- GIVEN EXERCISE
Retype each entry below, keeping every character the same.

---+---

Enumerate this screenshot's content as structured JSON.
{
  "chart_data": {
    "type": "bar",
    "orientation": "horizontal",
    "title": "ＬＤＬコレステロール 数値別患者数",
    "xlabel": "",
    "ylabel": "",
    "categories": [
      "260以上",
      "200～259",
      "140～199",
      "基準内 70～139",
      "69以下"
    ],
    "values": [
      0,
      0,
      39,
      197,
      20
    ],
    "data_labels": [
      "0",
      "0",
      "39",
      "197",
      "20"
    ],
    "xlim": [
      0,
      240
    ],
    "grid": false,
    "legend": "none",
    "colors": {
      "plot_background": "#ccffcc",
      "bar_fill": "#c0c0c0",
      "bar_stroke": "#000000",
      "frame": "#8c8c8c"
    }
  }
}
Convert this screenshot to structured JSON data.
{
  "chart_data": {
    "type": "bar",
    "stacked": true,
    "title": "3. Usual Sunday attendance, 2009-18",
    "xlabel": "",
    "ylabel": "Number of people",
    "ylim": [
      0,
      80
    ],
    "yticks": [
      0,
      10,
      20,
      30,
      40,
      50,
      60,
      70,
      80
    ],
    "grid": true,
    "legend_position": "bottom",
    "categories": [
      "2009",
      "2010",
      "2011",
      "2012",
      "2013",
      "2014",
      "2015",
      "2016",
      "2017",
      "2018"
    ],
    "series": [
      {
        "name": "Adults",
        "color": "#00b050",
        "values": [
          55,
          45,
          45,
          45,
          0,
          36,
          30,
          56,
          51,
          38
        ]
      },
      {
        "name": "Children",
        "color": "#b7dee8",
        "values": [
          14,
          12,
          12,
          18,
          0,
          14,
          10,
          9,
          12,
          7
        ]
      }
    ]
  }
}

---+---

- SOLUTION FOR THIS PROBLEM
Enumerate this screenshot's content as structured JSON.
{
  "chart_data": {
    "type": "bar",
    "orientation": "horizontal",
    "title": "ＬＤＬコレステロール 数値別患者数",
    "xlabel": "",
    "ylabel": "",
    "categories": [
      "260以上",
      "200～259",
      "140～199",
      "基準内 70～139",
      "69以下"
    ],
    "values": [
      0,
      0,
      39,
      197,
      20
    ],
    "data_labels": [
      "0",
      "0",
      "39",
      "197",
      "20"
    ],
    "xlim": [
      0,
      240
    ],
    "grid": false,
    "legend": "none",
    "colors": {
      "plot_background": "#ccffcc",
      "bar_fill": "#c0c0c0",
      "bar_stroke": "#000000",
      "frame": "#8c8c8c"
    }
  }
}
Convert this screenshot to structured JSON data.
{
  "chart_data": {
    "type": "bar",
    "stacked": true,
    "title": "3. Usual Sunday attendance, 2009-18",
    "xlabel": "",
    "ylabel": "Number of people",
    "ylim": [
      0,
      80
    ],
    "yticks": [
      0,
      10,
      20,
      30,
      40,
      50,
      60,
      70,
      80
    ],
    "grid": true,
    "legend_position": "bottom",
    "categories": [
      "2009",
      "2010",
      "2011",
      "2012",
      "2013",
      "2014",
      "2015",
      "2016",
      "2017",
      "2018"
    ],
    "series": [
      {
        "name": "Adults",
        "color": "#00b050",
        "values": [
          55,
          45,
          45,
          45,
          0,
          36,
          30,
          56,
          51,
          38
        ]
      },
      {
        "name": "Children",
        "color": "#b7dee8",
        "values": [
          14,
          12,
          12,
          18,
          0,
          14,
          10,
          9,
          12,
          7
        ]
      }
    ]
  }
}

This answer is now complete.